(Rows from a figure dataset)
┏━━

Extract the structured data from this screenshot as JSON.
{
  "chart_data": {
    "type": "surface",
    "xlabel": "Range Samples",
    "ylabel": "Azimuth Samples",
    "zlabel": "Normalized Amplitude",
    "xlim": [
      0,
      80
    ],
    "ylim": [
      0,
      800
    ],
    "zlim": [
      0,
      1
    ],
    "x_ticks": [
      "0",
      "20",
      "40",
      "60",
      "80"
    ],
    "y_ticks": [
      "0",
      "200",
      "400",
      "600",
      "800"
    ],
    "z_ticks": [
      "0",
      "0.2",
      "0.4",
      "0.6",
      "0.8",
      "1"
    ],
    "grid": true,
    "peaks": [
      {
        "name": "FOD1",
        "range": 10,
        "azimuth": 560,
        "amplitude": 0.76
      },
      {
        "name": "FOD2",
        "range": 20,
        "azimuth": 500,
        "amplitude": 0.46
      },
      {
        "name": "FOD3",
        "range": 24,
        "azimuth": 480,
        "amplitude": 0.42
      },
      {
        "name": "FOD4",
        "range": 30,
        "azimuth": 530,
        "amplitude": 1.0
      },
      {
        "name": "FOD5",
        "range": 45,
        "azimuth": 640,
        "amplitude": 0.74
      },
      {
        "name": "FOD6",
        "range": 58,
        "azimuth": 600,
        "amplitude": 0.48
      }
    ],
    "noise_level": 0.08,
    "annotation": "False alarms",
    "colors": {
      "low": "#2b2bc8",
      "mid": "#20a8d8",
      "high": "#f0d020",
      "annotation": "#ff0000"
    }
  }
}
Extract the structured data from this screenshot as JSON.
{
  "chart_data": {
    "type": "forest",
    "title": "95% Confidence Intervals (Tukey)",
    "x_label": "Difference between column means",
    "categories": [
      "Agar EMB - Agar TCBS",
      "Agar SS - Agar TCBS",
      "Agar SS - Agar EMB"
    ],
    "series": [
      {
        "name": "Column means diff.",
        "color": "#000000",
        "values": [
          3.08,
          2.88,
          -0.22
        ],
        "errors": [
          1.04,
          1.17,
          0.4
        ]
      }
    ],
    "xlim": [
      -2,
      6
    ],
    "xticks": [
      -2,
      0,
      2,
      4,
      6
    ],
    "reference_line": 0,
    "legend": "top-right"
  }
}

┗━━

**What you have to do**:
Take the listing above and write it out again exactly.

**Solved exercise**:
Extract the structured data from this screenshot as JSON.
{
  "chart_data": {
    "type": "surface",
    "xlabel": "Range Samples",
    "ylabel": "Azimuth Samples",
    "zlabel": "Normalized Amplitude",
    "xlim": [
      0,
      80
    ],
    "ylim": [
      0,
      800
    ],
    "zlim": [
      0,
      1
    ],
    "x_ticks": [
      "0",
      "20",
      "40",
      "60",
      "80"
    ],
    "y_ticks": [
      "0",
      "200",
      "400",
      "600",
      "800"
    ],
    "z_ticks": [
      "0",
      "0.2",
      "0.4",
      "0.6",
      "0.8",
      "1"
    ],
    "grid": true,
    "peaks": [
      {
        "name": "FOD1",
        "range": 10,
        "azimuth": 560,
        "amplitude": 0.76
      },
      {
        "name": "FOD2",
        "range": 20,
        "azimuth": 500,
        "amplitude": 0.46
      },
      {
        "name": "FOD3",
        "range": 24,
        "azimuth": 480,
        "amplitude": 0.42
      },
      {
        "name": "FOD4",
        "range": 30,
        "azimuth": 530,
        "amplitude": 1.0
      },
      {
        "name": "FOD5",
        "range": 45,
        "azimuth": 640,
        "amplitude": 0.74
      },
      {
        "name": "FOD6",
        "range": 58,
        "azimuth": 600,
        "amplitude": 0.48
      }
    ],
    "noise_level": 0.08,
    "annotation": "False alarms",
    "colors": {
      "low": "#2b2bc8",
      "mid": "#20a8d8",
      "high": "#f0d020",
      "annotation": "#ff0000"
    }
  }
}
Extract the structured data from this screenshot as JSON.
{
  "chart_data": {
    "type": "forest",
    "title": "95% Confidence Intervals (Tukey)",
    "x_label": "Difference between column means",
    "categories": [
      "Agar EMB - Agar TCBS",
      "Agar SS - Agar TCBS",
      "Agar SS - Agar EMB"
    ],
    "series": [
      {
        "name": "Column means diff.",
        "color": "#000000",
        "values": [
          3.08,
          2.88,
          -0.22
        ],
        "errors": [
          1.04,
          1.17,
          0.4
        ]
      }
    ],
    "xlim": [
      -2,
      6
    ],
    "xticks": [
      -2,
      0,
      2,
      4,
      6
    ],
    "reference_line": 0,
    "legend": "top-right"
  }
}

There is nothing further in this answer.